— Start SUPPLIED DATA —

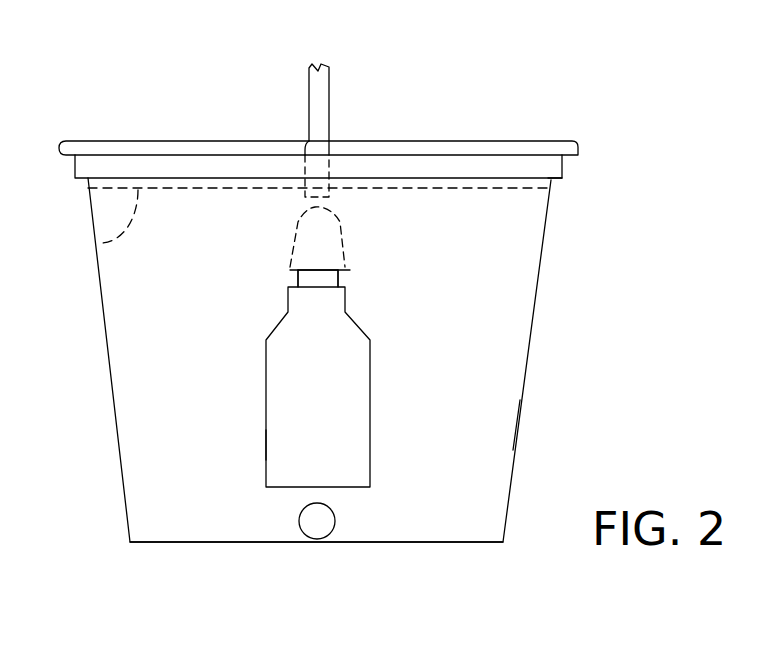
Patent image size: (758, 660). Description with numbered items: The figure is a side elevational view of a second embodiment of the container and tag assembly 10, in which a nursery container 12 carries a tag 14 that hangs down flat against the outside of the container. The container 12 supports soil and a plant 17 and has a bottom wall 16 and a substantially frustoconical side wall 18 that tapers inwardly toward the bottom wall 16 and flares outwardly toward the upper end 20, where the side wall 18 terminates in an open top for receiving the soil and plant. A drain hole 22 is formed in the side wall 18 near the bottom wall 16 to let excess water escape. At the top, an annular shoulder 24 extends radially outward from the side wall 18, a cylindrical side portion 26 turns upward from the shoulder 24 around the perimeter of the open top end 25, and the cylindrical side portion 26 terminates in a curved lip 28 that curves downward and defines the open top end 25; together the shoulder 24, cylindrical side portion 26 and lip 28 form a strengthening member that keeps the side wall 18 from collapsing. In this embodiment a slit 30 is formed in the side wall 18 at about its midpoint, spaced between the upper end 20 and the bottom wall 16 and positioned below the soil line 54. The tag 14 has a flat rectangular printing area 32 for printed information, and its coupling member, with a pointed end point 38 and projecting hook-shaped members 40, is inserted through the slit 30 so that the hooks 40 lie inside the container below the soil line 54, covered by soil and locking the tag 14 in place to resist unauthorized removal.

The assembly 10 is at (493, 58).
The container 12 is at (534, 309).
The tag 14 is at (356, 388).
The bottom wall 16 is at (430, 545).
The plant 17 is at (330, 104).
The side wall 18 is at (523, 408).
The upper end 20 is at (88, 178).
The drain hole 22 is at (335, 521).
The annular shoulder 24 is at (553, 182).
The open top end 25 is at (497, 141).
The cylindrical side portion 26 is at (564, 171).
The lip 28 is at (580, 151).
The slit 30 is at (316, 271).
The printing area 32 is at (291, 437).
The end point 38 is at (323, 208).
The hook-shaped members 40 is at (352, 270).
The soil line 54 is at (105, 243).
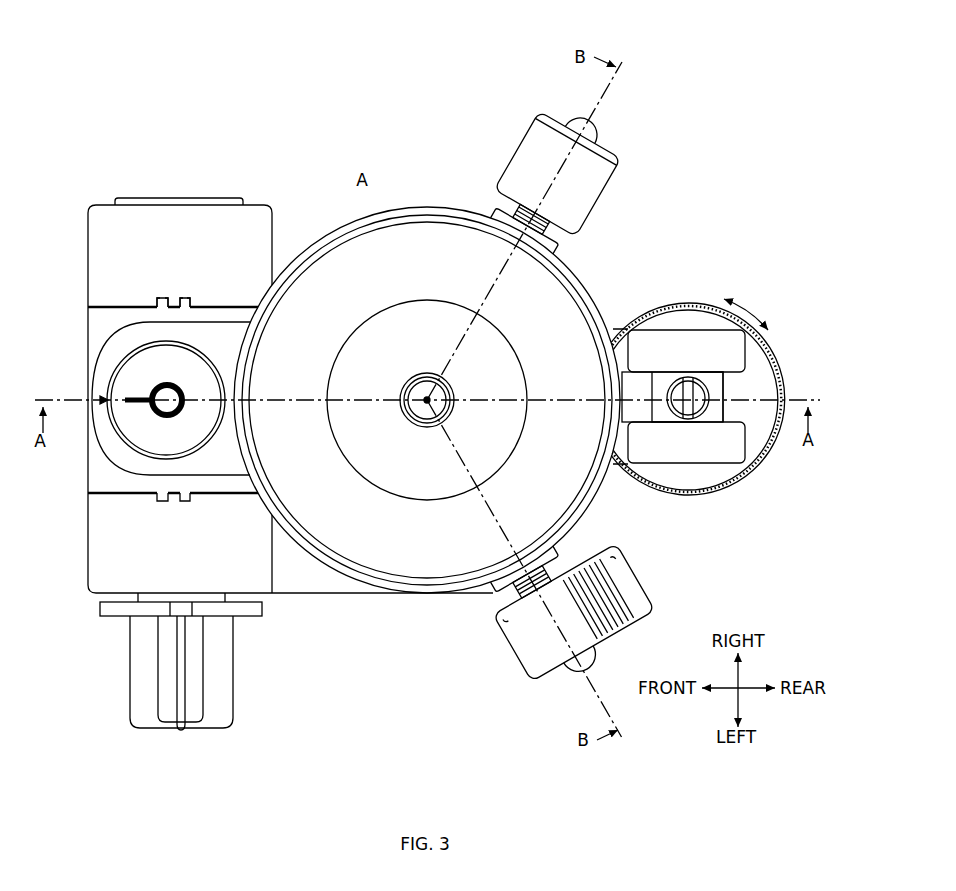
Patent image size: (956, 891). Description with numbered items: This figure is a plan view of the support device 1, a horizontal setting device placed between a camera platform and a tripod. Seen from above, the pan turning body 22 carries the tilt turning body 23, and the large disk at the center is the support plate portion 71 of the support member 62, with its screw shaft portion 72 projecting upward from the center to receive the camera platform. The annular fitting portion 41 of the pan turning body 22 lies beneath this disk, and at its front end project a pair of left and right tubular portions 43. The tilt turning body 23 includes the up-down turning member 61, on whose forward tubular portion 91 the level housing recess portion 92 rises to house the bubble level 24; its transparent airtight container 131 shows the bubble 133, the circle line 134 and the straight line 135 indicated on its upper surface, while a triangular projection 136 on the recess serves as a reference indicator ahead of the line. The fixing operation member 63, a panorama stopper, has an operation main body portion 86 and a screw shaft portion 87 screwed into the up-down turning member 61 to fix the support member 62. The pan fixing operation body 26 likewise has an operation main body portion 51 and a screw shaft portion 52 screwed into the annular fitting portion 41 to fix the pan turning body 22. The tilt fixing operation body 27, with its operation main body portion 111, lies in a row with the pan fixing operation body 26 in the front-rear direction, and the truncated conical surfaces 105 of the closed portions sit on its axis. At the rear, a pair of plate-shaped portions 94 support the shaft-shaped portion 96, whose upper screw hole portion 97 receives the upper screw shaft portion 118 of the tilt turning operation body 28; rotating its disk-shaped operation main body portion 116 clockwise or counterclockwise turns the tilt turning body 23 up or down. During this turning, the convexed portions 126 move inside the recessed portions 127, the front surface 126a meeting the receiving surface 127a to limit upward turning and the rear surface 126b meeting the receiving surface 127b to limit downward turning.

The support device 1 is at (485, 395).
The pan turning body 22 is at (315, 601).
The tilt turning body 23 is at (600, 276).
The bubble level 24 is at (138, 372).
The pan fixing operation body 26 is at (510, 645).
The tilt fixing operation body 27 is at (234, 668).
The tilt turning operation body 28 is at (768, 448).
The annular fitting portion 41 is at (382, 594).
The tubular portion 43 is at (102, 236).
The operation main body portion 51 is at (623, 575).
The screw shaft portion 52 is at (572, 546).
The up-down turning member 61 is at (108, 437).
The support member 62 is at (333, 270).
The fixing operation member 63 is at (600, 172).
The support plate portion 71 is at (433, 235).
The screw shaft portion 72 is at (425, 387).
The operation main body portion 86 is at (588, 155).
The screw shaft portion 87 is at (493, 212).
The tubular portion 91 is at (102, 317).
The level housing recess portion 92 is at (97, 375).
The plate-shaped portion 94 is at (697, 350).
The shaft-shaped portion 96 is at (730, 382).
The upper screw hole portion 97 is at (713, 395).
The truncated conical surface 105 is at (141, 198).
The operation main body portion 111 is at (138, 675).
The operation main body portion 116 is at (663, 472).
The upper screw shaft portion 118 is at (673, 380).
The convexed portion 126 is at (180, 300).
The one side engagement surface 126a is at (167, 302).
The other side engagement surface 126b is at (193, 303).
The recessed portion 127 is at (160, 298).
The one side engagement receiving surface 127a is at (157, 297).
The other side engagement receiving surface 127b is at (187, 297).
The airtight container 131 is at (133, 425).
The bubble 133 is at (162, 420).
The circle line 134 is at (140, 368).
The straight line 135 is at (133, 397).
The projection 136 is at (100, 400).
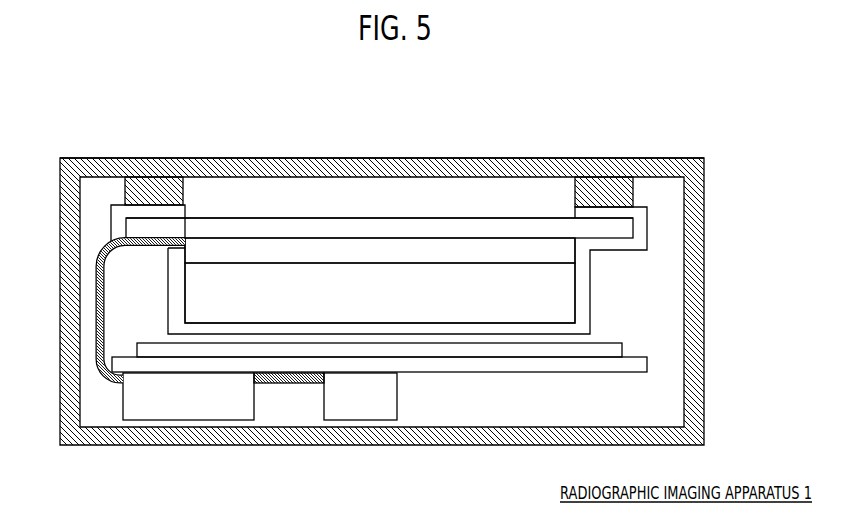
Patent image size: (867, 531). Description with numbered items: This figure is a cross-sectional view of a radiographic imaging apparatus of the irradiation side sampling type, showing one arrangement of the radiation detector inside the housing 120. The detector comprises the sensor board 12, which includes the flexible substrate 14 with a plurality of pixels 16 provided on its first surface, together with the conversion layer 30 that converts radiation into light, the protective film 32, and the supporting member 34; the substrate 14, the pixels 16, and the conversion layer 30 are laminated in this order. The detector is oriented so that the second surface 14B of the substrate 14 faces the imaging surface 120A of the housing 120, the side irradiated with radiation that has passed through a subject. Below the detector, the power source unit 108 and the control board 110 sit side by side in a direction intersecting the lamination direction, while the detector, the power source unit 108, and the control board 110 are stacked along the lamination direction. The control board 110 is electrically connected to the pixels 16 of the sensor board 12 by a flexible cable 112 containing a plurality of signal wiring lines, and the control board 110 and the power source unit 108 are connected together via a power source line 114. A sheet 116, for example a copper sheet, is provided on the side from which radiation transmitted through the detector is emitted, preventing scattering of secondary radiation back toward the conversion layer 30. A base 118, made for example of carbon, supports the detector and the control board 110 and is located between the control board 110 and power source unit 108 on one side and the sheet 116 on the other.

— End SUPPLIED DATA —

Quote the rows word for word, from the start of the rows up to and including the line with "The soil line 54 is at (105, 243).". Leave the pictures out of your answer.

Patent image size: (758, 660). Description with numbered items: The figure is a side elevational view of a second embodiment of the container and tag assembly 10, in which a nursery container 12 carries a tag 14 that hangs down flat against the outside of the container. The container 12 supports soil and a plant 17 and has a bottom wall 16 and a substantially frustoconical side wall 18 that tapers inwardly toward the bottom wall 16 and flares outwardly toward the upper end 20, where the side wall 18 terminates in an open top for receiving the soil and plant. A drain hole 22 is formed in the side wall 18 near the bottom wall 16 to let excess water escape. At the top, an annular shoulder 24 extends radially outward from the side wall 18, a cylindrical side portion 26 turns upward from the shoulder 24 around the perimeter of the open top end 25, and the cylindrical side portion 26 terminates in a curved lip 28 that curves downward and defines the open top end 25; together the shoulder 24, cylindrical side portion 26 and lip 28 form a strengthening member that keeps the side wall 18 from collapsing. In this embodiment a slit 30 is formed in the side wall 18 at about its midpoint, spaced between the upper end 20 and the bottom wall 16 and positioned below the soil line 54. The tag 14 has a flat rectangular printing area 32 for printed information, and its coupling member, with a pointed end point 38 and projecting hook-shaped members 40, is inserted through the slit 30 so that the hooks 40 lie inside the container below the soil line 54, covered by soil and locking the tag 14 in place to resist unauthorized removal.

The assembly 10 is at (493, 58).
The container 12 is at (534, 309).
The tag 14 is at (356, 388).
The bottom wall 16 is at (430, 545).
The plant 17 is at (330, 104).
The side wall 18 is at (523, 408).
The upper end 20 is at (88, 178).
The drain hole 22 is at (335, 521).
The annular shoulder 24 is at (553, 182).
The open top end 25 is at (497, 141).
The cylindrical side portion 26 is at (564, 171).
The lip 28 is at (580, 151).
The slit 30 is at (316, 271).
The printing area 32 is at (291, 437).
The end point 38 is at (323, 208).
The hook-shaped members 40 is at (352, 270).
The soil line 54 is at (105, 243).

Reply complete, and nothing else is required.